AIM OF THE EXERCISE:
Go through the data below. List every line that holds the word "text".

[Data entries]
• • • • •

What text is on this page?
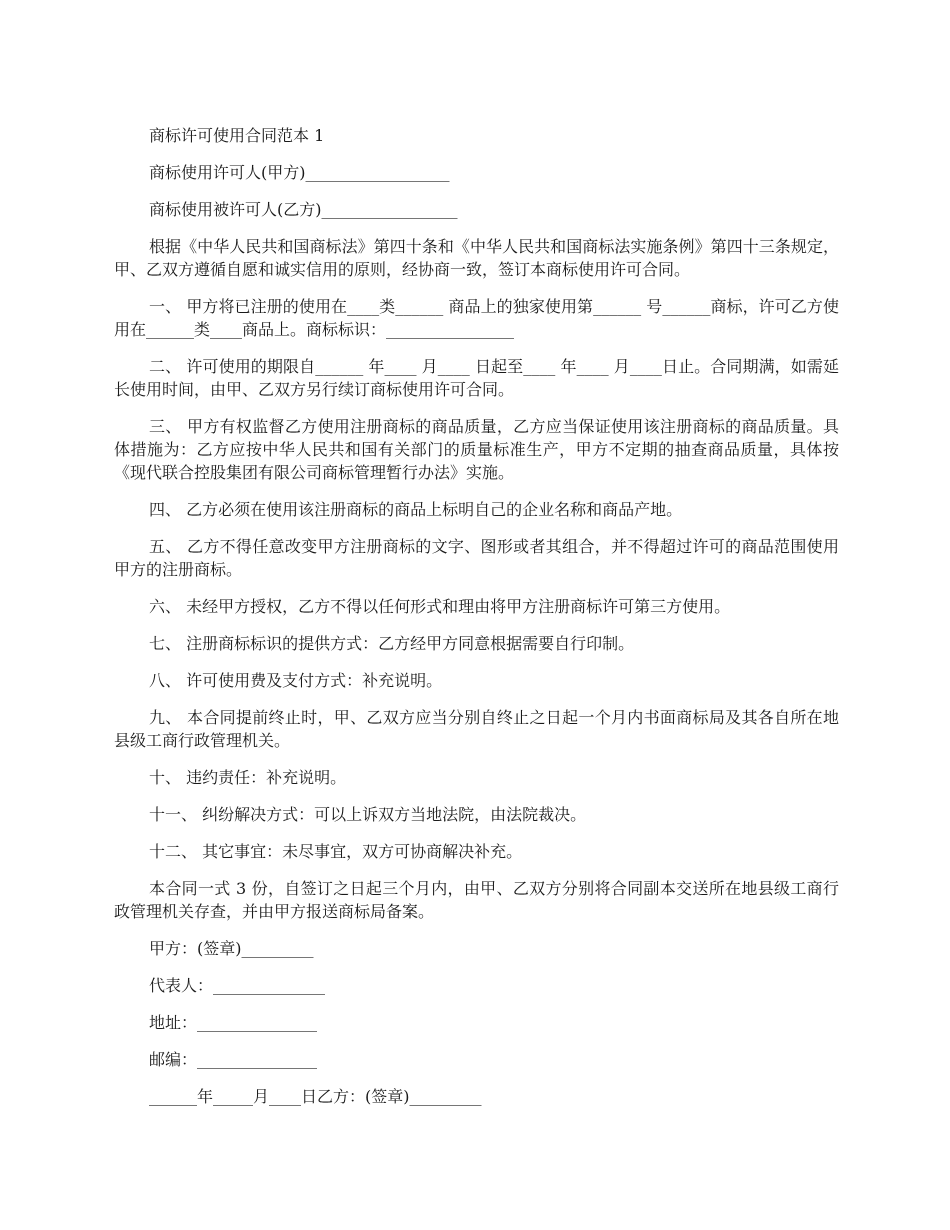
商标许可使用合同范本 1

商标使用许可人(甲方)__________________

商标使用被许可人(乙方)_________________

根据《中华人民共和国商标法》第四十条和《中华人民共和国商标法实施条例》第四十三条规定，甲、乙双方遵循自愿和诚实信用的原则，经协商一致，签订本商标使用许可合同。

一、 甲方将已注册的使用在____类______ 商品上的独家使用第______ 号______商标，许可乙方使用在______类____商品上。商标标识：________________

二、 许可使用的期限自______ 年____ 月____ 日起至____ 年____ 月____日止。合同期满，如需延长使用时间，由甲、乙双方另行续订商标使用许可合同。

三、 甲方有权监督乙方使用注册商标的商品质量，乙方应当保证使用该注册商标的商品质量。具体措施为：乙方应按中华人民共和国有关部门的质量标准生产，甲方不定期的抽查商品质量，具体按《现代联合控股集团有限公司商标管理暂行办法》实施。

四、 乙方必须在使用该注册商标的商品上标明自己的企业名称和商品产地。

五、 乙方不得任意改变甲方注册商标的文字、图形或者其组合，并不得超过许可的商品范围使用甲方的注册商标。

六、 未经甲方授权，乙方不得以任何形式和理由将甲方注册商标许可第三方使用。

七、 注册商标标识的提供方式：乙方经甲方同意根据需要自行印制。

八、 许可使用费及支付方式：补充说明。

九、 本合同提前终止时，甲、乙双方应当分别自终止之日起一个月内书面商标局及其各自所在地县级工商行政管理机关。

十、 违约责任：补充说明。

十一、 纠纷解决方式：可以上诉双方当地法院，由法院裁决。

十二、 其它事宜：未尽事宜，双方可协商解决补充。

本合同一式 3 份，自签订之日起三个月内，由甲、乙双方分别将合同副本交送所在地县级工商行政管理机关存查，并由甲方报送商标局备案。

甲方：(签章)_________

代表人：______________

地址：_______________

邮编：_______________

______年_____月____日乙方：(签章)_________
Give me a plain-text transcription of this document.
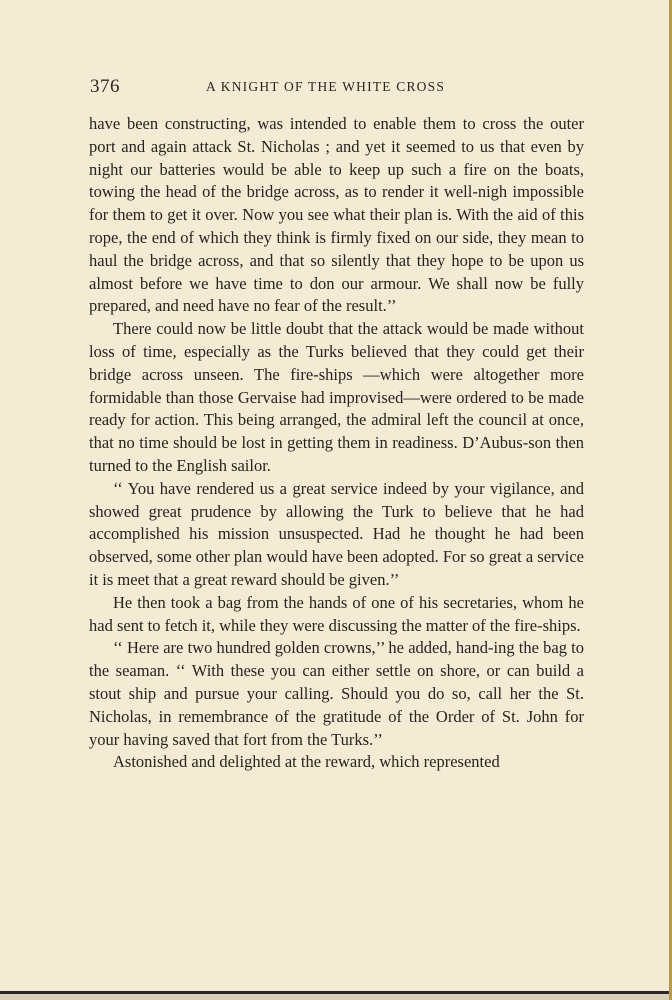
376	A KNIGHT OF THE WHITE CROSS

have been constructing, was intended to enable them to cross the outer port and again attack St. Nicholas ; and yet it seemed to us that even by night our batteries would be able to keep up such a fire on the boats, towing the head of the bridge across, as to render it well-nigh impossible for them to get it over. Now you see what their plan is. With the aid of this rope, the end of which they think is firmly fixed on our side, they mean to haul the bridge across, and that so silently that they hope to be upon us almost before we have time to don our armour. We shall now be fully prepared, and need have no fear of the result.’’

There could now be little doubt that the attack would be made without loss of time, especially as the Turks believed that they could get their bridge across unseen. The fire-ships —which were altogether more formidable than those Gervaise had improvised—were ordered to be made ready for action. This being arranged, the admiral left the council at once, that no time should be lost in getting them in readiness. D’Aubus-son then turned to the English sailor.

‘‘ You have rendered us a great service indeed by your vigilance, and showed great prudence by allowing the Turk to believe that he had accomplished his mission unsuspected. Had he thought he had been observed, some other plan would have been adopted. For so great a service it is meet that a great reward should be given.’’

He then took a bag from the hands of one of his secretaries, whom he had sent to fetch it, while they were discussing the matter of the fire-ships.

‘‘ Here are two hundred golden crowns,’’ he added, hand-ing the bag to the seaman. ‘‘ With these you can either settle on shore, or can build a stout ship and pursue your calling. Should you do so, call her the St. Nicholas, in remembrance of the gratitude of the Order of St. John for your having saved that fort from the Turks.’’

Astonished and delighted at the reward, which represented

• • • • •

EXPECTED OUTPUT:
What text is on this page?
Give me a plain-text transcription of this document.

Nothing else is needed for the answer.